### Stored items
—————
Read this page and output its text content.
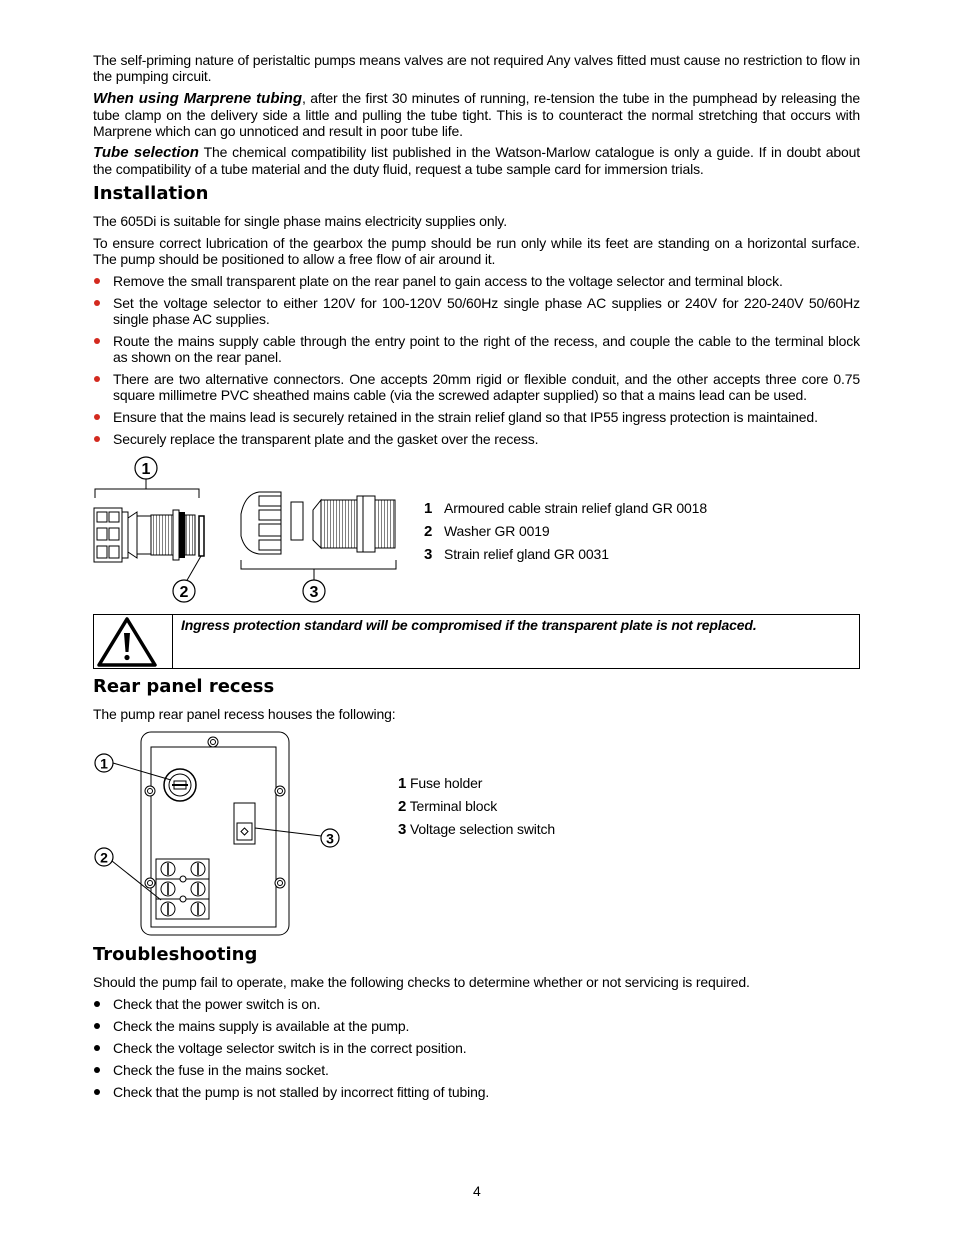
The self-priming nature of peristaltic pumps means valves are not required Any valves fitted must cause no restriction to flow in the pumping circuit.

When using Marprene tubing, after the first 30 minutes of running, re-tension the tube in the pumphead by releasing the tube clamp on the delivery side a little and pulling the tube tight. This is to counteract the normal stretching that occurs with Marprene which can go unnoticed and result in poor tube life.

Tube selection The chemical compatibility list published in the Watson-Marlow catalogue is only a guide. If in doubt about the compatibility of a tube material and the duty fluid, request a tube sample card for immersion trials.

Installation

The 605Di is suitable for single phase mains electricity supplies only.

To ensure correct lubrication of the gearbox the pump should be run only while its feet are standing on a horizontal surface. The pump should be positioned to allow a free flow of air around it.

Remove the small transparent plate on the rear panel to gain access to the voltage selector and terminal block.
Set the voltage selector to either 120V for 100-120V 50/60Hz single phase AC supplies or 240V for 220-240V 50/60Hz single phase AC supplies.
Route the mains supply cable through the entry point to the right of the recess, and couple the cable to the terminal block as shown on the rear panel.
There are two alternative connectors. One accepts 20mm rigid or flexible conduit, and the other accepts three core 0.75 square millimetre PVC sheathed mains cable (via the screwed adapter supplied) so that a mains lead can be used.
Ensure that the mains lead is securely retained in the strain relief gland so that IP55 ingress protection is maintained.
Securely replace the transparent plate and the gasket over the recess.
1
2	3
1 Armoured cable strain relief gland GR 0018
2 Washer GR 0019
3 Strain relief gland GR 0031
Ingress protection standard will be compromised if the transparent plate is not replaced.
Rear panel recess

The pump rear panel recess houses the following:

1
2
3
1 Fuse holder
2 Terminal block
3 Voltage selection switch
Troubleshooting

Should the pump fail to operate, make the following checks to determine whether or not servicing is required.

Check that the power switch is on.
Check the mains supply is available at the pump.
Check the voltage selector switch is in the correct position.
Check the fuse in the mains socket.
Check that the pump is not stalled by incorrect fitting of tubing.
4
—————
### WRITTEN INSTRUCTION
Only the number is needed here: how many lines of the records contain "lead"?

### CORRECT ANSWER
2